> _INSTRUCTIONS TO FOLLOW_:
Reproduce the material exactly, omitting nothing.

[BEGIN SUPPLIED ENTRIES]

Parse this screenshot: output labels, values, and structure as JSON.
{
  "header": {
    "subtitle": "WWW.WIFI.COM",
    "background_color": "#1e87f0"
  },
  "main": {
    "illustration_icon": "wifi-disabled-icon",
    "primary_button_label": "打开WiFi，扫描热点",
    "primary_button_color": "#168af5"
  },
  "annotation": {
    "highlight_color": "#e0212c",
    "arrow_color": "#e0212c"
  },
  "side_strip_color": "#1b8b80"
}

[END SUPPLIED ENTRIES]

> _THE COMPLETED TASK_:
Parse this screenshot: output labels, values, and structure as JSON.
{
  "header": {
    "subtitle": "WWW.WIFI.COM",
    "background_color": "#1e87f0"
  },
  "main": {
    "illustration_icon": "wifi-disabled-icon",
    "primary_button_label": "打开WiFi，扫描热点",
    "primary_button_color": "#168af5"
  },
  "annotation": {
    "highlight_color": "#e0212c",
    "arrow_color": "#e0212c"
  },
  "side_strip_color": "#1b8b80"
}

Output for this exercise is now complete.